Records from a dataset:
[Start]

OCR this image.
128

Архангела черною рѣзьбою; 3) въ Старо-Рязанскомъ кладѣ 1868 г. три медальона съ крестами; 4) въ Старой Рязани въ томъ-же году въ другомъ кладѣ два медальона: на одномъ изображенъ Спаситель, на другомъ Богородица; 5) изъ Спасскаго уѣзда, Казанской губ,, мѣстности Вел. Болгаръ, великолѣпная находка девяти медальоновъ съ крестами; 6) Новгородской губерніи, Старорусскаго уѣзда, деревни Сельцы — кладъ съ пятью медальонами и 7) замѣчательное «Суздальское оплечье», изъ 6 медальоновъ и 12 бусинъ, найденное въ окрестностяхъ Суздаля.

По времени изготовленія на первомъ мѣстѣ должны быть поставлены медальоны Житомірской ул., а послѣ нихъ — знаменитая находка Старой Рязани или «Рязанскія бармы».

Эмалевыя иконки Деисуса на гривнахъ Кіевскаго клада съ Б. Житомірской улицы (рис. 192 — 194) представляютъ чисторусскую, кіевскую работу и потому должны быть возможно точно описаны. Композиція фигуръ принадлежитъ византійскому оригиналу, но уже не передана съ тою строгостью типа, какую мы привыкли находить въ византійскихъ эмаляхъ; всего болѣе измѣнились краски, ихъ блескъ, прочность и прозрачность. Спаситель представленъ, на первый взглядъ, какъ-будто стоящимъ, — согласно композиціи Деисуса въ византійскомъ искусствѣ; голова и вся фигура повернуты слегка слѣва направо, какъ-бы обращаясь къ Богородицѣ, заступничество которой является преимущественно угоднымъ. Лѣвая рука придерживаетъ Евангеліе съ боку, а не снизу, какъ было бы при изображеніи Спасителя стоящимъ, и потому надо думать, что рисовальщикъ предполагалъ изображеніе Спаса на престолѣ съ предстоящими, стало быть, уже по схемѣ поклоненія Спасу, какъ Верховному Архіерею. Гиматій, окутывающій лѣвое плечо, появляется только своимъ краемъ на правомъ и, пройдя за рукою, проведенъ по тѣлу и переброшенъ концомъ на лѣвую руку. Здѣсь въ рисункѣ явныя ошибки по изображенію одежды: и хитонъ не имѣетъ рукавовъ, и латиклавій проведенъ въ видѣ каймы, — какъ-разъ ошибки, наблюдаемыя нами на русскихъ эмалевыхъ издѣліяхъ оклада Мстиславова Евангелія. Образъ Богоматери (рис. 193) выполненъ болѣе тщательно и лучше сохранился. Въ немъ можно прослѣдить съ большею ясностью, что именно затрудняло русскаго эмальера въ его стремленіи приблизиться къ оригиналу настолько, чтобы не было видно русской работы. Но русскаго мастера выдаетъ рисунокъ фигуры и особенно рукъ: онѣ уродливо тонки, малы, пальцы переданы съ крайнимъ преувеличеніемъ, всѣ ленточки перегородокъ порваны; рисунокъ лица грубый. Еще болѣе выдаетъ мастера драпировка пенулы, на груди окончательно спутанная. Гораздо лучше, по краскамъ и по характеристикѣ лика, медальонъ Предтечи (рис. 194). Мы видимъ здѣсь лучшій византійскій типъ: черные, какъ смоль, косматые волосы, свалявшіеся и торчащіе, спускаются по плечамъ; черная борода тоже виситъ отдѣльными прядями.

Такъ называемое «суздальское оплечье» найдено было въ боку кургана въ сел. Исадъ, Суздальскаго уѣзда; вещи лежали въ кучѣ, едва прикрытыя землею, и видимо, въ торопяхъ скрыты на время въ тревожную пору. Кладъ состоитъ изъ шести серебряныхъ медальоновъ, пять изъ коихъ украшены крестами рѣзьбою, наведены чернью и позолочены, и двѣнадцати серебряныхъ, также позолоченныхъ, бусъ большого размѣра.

[End]

• [Problem details]
Print every line of the records exactly. Omit nothing.

• [Output]
OCR this image.
128

Архангела черною рѣзьбою; 3) въ Старо-Рязанскомъ кладѣ 1868 г. три медальона съ крестами; 4) въ Старой Рязани въ томъ-же году въ другомъ кладѣ два медальона: на одномъ изображенъ Спаситель, на другомъ Богородица; 5) изъ Спасскаго уѣзда, Казанской губ,, мѣстности Вел. Болгаръ, великолѣпная находка девяти медальоновъ съ крестами; 6) Новгородской губерніи, Старорусскаго уѣзда, деревни Сельцы — кладъ съ пятью медальонами и 7) замѣчательное «Суздальское оплечье», изъ 6 медальоновъ и 12 бусинъ, найденное въ окрестностяхъ Суздаля.

По времени изготовленія на первомъ мѣстѣ должны быть поставлены медальоны Житомірской ул., а послѣ нихъ — знаменитая находка Старой Рязани или «Рязанскія бармы».

Эмалевыя иконки Деисуса на гривнахъ Кіевскаго клада съ Б. Житомірской улицы (рис. 192 — 194) представляютъ чисторусскую, кіевскую работу и потому должны быть возможно точно описаны. Композиція фигуръ принадлежитъ византійскому оригиналу, но уже не передана съ тою строгостью типа, какую мы привыкли находить въ византійскихъ эмаляхъ; всего болѣе измѣнились краски, ихъ блескъ, прочность и прозрачность. Спаситель представленъ, на первый взглядъ, какъ-будто стоящимъ, — согласно композиціи Деисуса въ византійскомъ искусствѣ; голова и вся фигура повернуты слегка слѣва направо, какъ-бы обращаясь къ Богородицѣ, заступничество которой является преимущественно угоднымъ. Лѣвая рука придерживаетъ Евангеліе съ боку, а не снизу, какъ было бы при изображеніи Спасителя стоящимъ, и потому надо думать, что рисовальщикъ предполагалъ изображеніе Спаса на престолѣ съ предстоящими, стало быть, уже по схемѣ поклоненія Спасу, какъ Верховному Архіерею. Гиматій, окутывающій лѣвое плечо, появляется только своимъ краемъ на правомъ и, пройдя за рукою, проведенъ по тѣлу и переброшенъ концомъ на лѣвую руку. Здѣсь въ рисункѣ явныя ошибки по изображенію одежды: и хитонъ не имѣетъ рукавовъ, и латиклавій проведенъ въ видѣ каймы, — какъ-разъ ошибки, наблюдаемыя нами на русскихъ эмалевыхъ издѣліяхъ оклада Мстиславова Евангелія. Образъ Богоматери (рис. 193) выполненъ болѣе тщательно и лучше сохранился. Въ немъ можно прослѣдить съ большею ясностью, что именно затрудняло русскаго эмальера въ его стремленіи приблизиться къ оригиналу настолько, чтобы не было видно русской работы. Но русскаго мастера выдаетъ рисунокъ фигуры и особенно рукъ: онѣ уродливо тонки, малы, пальцы переданы съ крайнимъ преувеличеніемъ, всѣ ленточки перегородокъ порваны; рисунокъ лица грубый. Еще болѣе выдаетъ мастера драпировка пенулы, на груди окончательно спутанная. Гораздо лучше, по краскамъ и по характеристикѣ лика, медальонъ Предтечи (рис. 194). Мы видимъ здѣсь лучшій византійскій типъ: черные, какъ смоль, косматые волосы, свалявшіеся и торчащіе, спускаются по плечамъ; черная борода тоже виситъ отдѣльными прядями.

Такъ называемое «суздальское оплечье» найдено было въ боку кургана въ сел. Исадъ, Суздальскаго уѣзда; вещи лежали въ кучѣ, едва прикрытыя землею, и видимо, въ торопяхъ скрыты на время въ тревожную пору. Кладъ состоитъ изъ шести серебряныхъ медальоновъ, пять изъ коихъ украшены крестами рѣзьбою, наведены чернью и позолочены, и двѣнадцати серебряныхъ, также позолоченныхъ, бусъ большого размѣра.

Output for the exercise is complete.